Copy the stretch of the Michael Phelps column from "The Front Row" through "a bit dicier." word for word.

### SELECTED PASSAGE

The Front Row with PAUL NEWBERRY August 2, 2012
LONDON (AP) — The greatest?
When it comes to Michael Phelps, the answer seems obvious with just a cursory glance of the medals table. The guy has won 15 golds — “insane,” says Serena Williams, who certainly knows a thing or two about winning — and now he’s got more total Olympic medals than anyone, with a few more races to extend the record into almost unfathomable territory before he’s done in London.
Even President Barack Obama jumped on the bandwagon, phoning Phelps on Wednesday to congratulate him on his remarkable accomplishment.
“He’s definitely the greatest Olympian of all time,” said South African swimmer Chad le Clos, who’s actually one of the few guys to have beaten Phelps at the Olympics. “He’s my idol.”
But the greatest?
That’s where things get a bit dicier.
While the sporting world — everyone from Masters champion Bubba Watson to Spanish soccer star Gerard Pique — peppered Phelps with praise in the Twitter-verse after he earned the 19th medal of his career, no less an authority than Sebastian Coe was reticent to bestow the ultimate crown.
“My personal view is I’m not sure he’s the greatest,” Lord Coe said on Wednesday, speaking as a two-time gold medalist in athletics and the face of these games as head of the London organizing committee. “But he’s certainly the most successful.”
Other think the sheer magnitude of Phelps’ accomplishments leave little doubt about his place in history.
“He’s won more medals that any Olympian in history,” said U.S. swimmer Tyler Clary. “That should speak for itself.”
Indeed, the numbers are mind-boggling:
• Start with the golds. Phelps has six more than anyone else. If he wins his last three events in London, he’ll have twice as many as anyone else.
• Soviet-era gymnast Larisa Latynina previously held the record for total medals, winning 18 over a span of three Olympics from 1956-64. From there, the dropoff is significant. Next on the list is another Soviet gymnast, Nikolai Andrianov, with 15 medals. Three others captured 13. Just 23 more — in both Summer and Winter Games — have as many as 10. If Phelps was a nation, he would be tied for 57th on the Summer Games medal list and closing in on India, the second-most populous nation on the globe.

######
### ENTRIES SUPPLIED

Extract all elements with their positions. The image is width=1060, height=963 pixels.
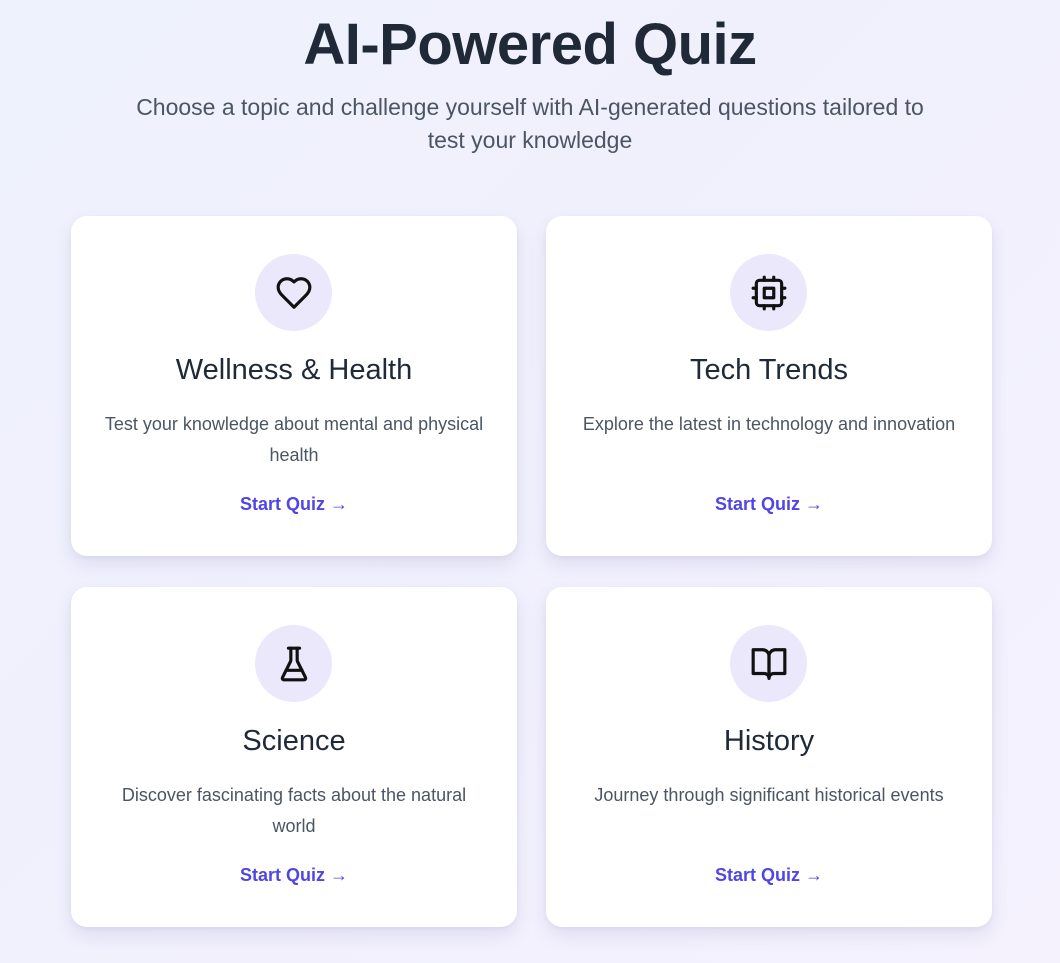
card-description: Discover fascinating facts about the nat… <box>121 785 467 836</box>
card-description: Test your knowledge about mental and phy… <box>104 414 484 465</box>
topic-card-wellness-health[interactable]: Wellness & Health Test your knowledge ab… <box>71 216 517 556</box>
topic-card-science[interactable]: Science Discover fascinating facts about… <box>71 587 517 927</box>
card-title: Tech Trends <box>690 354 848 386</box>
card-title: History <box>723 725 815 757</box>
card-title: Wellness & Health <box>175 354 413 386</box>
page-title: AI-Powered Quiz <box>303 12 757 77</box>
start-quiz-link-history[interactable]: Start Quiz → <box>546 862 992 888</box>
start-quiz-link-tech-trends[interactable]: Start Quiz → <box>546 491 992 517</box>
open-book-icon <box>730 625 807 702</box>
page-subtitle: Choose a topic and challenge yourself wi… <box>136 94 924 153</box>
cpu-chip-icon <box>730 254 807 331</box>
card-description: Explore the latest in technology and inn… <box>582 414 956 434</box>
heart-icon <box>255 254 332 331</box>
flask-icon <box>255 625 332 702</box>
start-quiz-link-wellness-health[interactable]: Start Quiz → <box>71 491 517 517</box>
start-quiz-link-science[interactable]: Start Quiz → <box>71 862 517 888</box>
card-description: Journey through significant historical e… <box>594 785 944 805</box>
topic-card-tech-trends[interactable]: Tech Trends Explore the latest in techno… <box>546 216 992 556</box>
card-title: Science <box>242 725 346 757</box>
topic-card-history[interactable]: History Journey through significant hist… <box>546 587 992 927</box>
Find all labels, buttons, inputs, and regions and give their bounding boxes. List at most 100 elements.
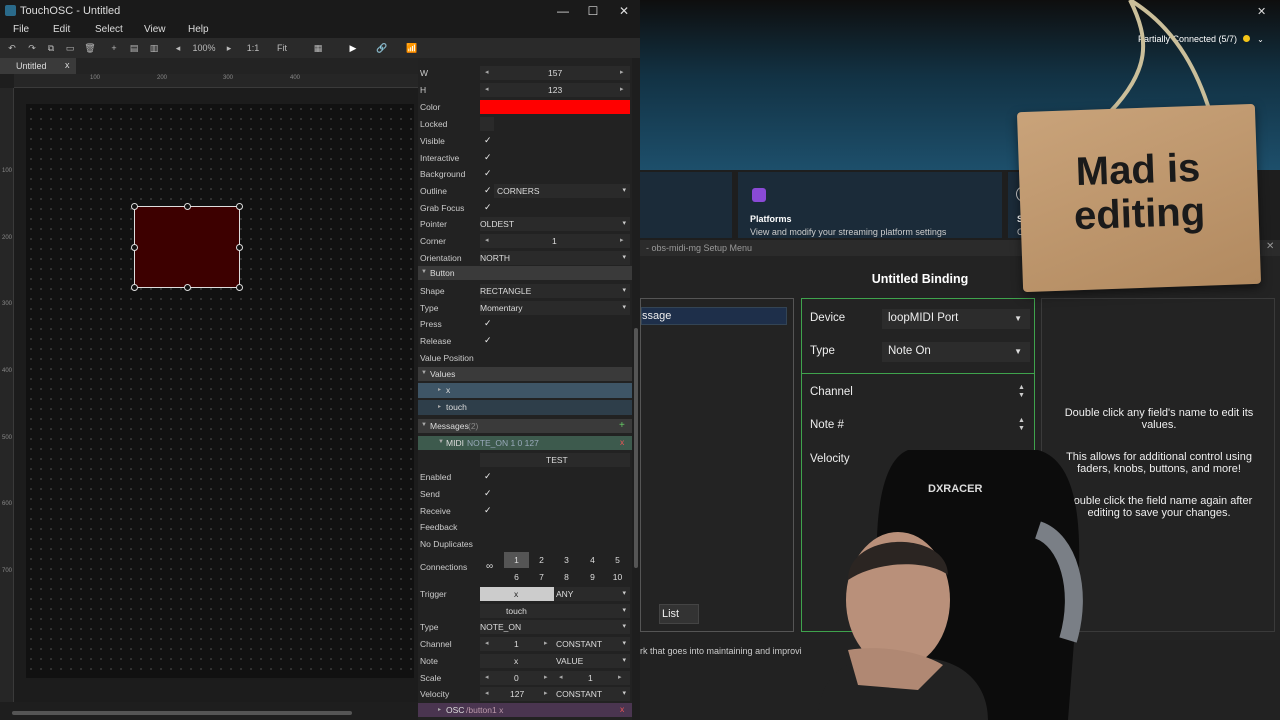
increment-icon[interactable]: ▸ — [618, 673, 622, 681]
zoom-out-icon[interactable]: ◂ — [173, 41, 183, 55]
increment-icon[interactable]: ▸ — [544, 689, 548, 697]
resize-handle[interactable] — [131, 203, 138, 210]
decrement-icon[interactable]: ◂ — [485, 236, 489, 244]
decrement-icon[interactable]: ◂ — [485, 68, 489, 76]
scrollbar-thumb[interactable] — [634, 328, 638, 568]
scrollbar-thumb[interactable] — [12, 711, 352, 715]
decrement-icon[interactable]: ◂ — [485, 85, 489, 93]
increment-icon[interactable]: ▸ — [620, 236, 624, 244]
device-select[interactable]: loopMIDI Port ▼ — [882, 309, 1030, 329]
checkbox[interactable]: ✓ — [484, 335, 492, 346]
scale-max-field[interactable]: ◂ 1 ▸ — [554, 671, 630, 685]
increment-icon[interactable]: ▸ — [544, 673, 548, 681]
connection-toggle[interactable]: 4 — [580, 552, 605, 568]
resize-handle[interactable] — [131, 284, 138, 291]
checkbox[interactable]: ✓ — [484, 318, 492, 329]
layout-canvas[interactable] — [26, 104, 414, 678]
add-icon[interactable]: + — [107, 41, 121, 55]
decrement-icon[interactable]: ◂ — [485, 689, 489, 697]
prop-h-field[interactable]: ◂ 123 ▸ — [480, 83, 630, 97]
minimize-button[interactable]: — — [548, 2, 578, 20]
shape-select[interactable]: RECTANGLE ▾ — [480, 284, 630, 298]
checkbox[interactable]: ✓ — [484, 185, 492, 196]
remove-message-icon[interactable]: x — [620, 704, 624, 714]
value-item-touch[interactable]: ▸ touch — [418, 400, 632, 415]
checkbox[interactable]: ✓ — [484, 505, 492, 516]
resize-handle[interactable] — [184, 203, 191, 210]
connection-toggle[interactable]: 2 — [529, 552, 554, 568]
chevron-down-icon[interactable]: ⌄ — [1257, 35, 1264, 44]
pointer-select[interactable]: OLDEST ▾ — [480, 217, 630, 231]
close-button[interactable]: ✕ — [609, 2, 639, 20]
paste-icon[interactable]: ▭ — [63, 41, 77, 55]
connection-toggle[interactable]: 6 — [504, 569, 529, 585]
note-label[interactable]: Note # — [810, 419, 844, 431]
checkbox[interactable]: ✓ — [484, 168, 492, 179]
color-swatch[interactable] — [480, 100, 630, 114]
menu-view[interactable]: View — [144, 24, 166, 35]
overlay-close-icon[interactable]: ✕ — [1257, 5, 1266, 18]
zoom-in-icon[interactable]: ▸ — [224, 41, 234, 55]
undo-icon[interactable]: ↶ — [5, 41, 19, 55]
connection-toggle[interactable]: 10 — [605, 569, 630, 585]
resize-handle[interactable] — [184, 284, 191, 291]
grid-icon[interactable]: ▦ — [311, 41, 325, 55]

######

• **WRITTEN ANSWER**:
The Front Row with PAUL NEWBERRY August 2, 2012
LONDON (AP) — The greatest?
When it comes to Michael Phelps, the answer seems obvious with just a cursory glance of the medals table. The guy has won 15 golds — “insane,” says Serena Williams, who certainly knows a thing or two about winning — and now he’s got more total Olympic medals than anyone, with a few more races to extend the record into almost unfathomable territory before he’s done in London.
Even President Barack Obama jumped on the bandwagon, phoning Phelps on Wednesday to congratulate him on his remarkable accomplishment.
“He’s definitely the greatest Olympian of all time,” said South African swimmer Chad le Clos, who’s actually one of the few guys to have beaten Phelps at the Olympics. “He’s my idol.”
But the greatest?
That’s where things get a bit dicier.